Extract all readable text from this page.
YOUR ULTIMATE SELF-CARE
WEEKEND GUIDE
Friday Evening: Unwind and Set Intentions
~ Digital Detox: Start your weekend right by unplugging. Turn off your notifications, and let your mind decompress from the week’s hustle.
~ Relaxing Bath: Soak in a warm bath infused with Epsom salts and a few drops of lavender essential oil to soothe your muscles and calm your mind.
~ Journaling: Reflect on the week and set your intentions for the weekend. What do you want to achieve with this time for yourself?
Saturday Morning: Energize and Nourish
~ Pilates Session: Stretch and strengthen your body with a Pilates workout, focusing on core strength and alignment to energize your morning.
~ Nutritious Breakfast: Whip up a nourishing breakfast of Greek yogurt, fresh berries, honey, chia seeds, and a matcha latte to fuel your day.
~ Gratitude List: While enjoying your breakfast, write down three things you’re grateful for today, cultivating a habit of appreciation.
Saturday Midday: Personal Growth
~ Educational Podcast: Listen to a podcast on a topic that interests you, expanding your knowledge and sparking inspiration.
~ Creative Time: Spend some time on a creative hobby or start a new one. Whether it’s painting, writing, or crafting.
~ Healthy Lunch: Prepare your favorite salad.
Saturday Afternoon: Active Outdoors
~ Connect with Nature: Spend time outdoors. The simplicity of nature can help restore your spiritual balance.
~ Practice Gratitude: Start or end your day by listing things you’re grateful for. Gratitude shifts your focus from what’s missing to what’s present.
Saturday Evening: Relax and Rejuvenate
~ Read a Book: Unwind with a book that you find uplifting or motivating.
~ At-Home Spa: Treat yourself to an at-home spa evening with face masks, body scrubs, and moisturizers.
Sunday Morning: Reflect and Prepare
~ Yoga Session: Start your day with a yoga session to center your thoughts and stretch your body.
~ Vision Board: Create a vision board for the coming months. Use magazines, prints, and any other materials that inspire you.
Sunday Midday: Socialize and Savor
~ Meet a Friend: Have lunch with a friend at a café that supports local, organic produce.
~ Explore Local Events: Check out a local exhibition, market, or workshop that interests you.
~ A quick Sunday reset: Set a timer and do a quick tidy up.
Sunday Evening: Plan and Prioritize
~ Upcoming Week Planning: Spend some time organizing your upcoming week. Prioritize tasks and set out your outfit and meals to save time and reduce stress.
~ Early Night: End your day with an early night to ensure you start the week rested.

########

● WHAT THE TASK ASKS
Extract every entry above as it appears.

● FULL ANSWER
Extract all readable text from this page.
YOUR ULTIMATE SELF-CARE
WEEKEND GUIDE
Friday Evening: Unwind and Set Intentions
~ Digital Detox: Start your weekend right by unplugging. Turn off your notifications, and let your mind decompress from the week’s hustle.
~ Relaxing Bath: Soak in a warm bath infused with Epsom salts and a few drops of lavender essential oil to soothe your muscles and calm your mind.
~ Journaling: Reflect on the week and set your intentions for the weekend. What do you want to achieve with this time for yourself?
Saturday Morning: Energize and Nourish
~ Pilates Session: Stretch and strengthen your body with a Pilates workout, focusing on core strength and alignment to energize your morning.
~ Nutritious Breakfast: Whip up a nourishing breakfast of Greek yogurt, fresh berries, honey, chia seeds, and a matcha latte to fuel your day.
~ Gratitude List: While enjoying your breakfast, write down three things you’re grateful for today, cultivating a habit of appreciation.
Saturday Midday: Personal Growth
~ Educational Podcast: Listen to a podcast on a topic that interests you, expanding your knowledge and sparking inspiration.
~ Creative Time: Spend some time on a creative hobby or start a new one. Whether it’s painting, writing, or crafting.
~ Healthy Lunch: Prepare your favorite salad.
Saturday Afternoon: Active Outdoors
~ Connect with Nature: Spend time outdoors. The simplicity of nature can help restore your spiritual balance.
~ Practice Gratitude: Start or end your day by listing things you’re grateful for. Gratitude shifts your focus from what’s missing to what’s present.
Saturday Evening: Relax and Rejuvenate
~ Read a Book: Unwind with a book that you find uplifting or motivating.
~ At-Home Spa: Treat yourself to an at-home spa evening with face masks, body scrubs, and moisturizers.
Sunday Morning: Reflect and Prepare
~ Yoga Session: Start your day with a yoga session to center your thoughts and stretch your body.
~ Vision Board: Create a vision board for the coming months. Use magazines, prints, and any other materials that inspire you.
Sunday Midday: Socialize and Savor
~ Meet a Friend: Have lunch with a friend at a café that supports local, organic produce.
~ Explore Local Events: Check out a local exhibition, market, or workshop that interests you.
~ A quick Sunday reset: Set a timer and do a quick tidy up.
Sunday Evening: Plan and Prioritize
~ Upcoming Week Planning: Spend some time organizing your upcoming week. Prioritize tasks and set out your outfit and meals to save time and reduce stress.
~ Early Night: End your day with an early night to ensure you start the week rested.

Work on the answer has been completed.